**Task details:**
Counting only lines that hold "JSON", give the total and nothing more.

— start Listing —

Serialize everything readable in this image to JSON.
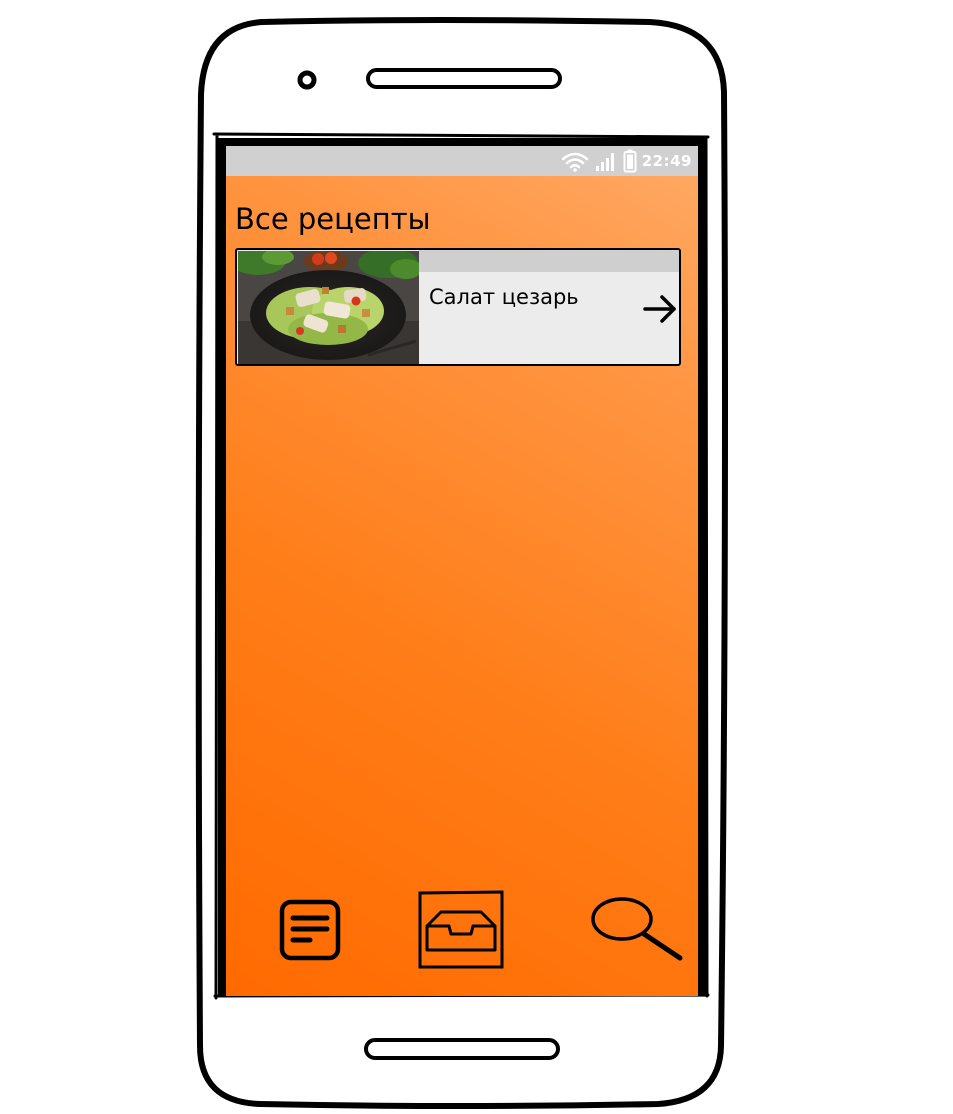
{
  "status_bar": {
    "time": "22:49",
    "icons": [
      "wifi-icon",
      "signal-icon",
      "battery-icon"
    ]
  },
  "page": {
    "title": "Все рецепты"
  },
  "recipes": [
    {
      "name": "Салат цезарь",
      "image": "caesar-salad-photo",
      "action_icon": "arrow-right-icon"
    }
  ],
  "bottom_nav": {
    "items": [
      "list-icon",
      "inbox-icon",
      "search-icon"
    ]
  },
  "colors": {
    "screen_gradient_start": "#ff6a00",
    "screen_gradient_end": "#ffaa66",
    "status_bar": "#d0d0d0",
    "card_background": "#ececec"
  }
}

— end Listing —
— start Listing —

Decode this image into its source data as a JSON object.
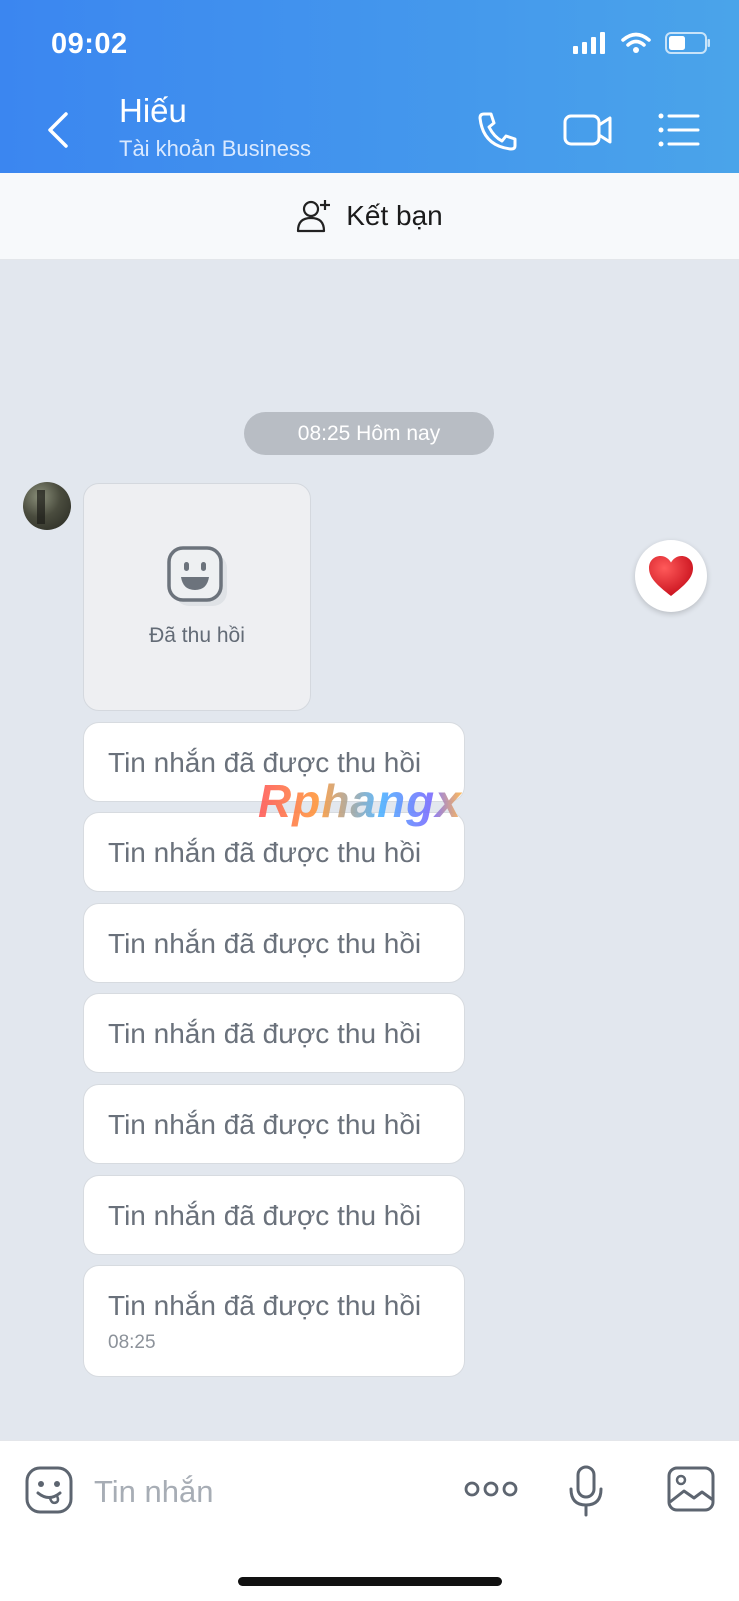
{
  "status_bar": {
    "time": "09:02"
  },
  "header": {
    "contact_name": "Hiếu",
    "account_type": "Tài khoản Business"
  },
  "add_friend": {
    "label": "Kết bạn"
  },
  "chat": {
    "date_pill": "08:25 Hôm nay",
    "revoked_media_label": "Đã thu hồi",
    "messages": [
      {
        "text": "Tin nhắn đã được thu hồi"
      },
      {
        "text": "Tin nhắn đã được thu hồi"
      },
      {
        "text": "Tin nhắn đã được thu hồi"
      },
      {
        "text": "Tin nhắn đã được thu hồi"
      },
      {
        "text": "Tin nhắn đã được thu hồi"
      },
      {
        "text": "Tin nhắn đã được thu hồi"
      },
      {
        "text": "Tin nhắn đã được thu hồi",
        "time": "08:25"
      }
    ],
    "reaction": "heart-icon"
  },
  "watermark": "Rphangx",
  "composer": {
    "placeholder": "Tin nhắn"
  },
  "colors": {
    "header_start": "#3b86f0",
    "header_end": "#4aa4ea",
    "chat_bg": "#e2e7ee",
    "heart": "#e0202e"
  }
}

— end Listing —

**Full solution:**
2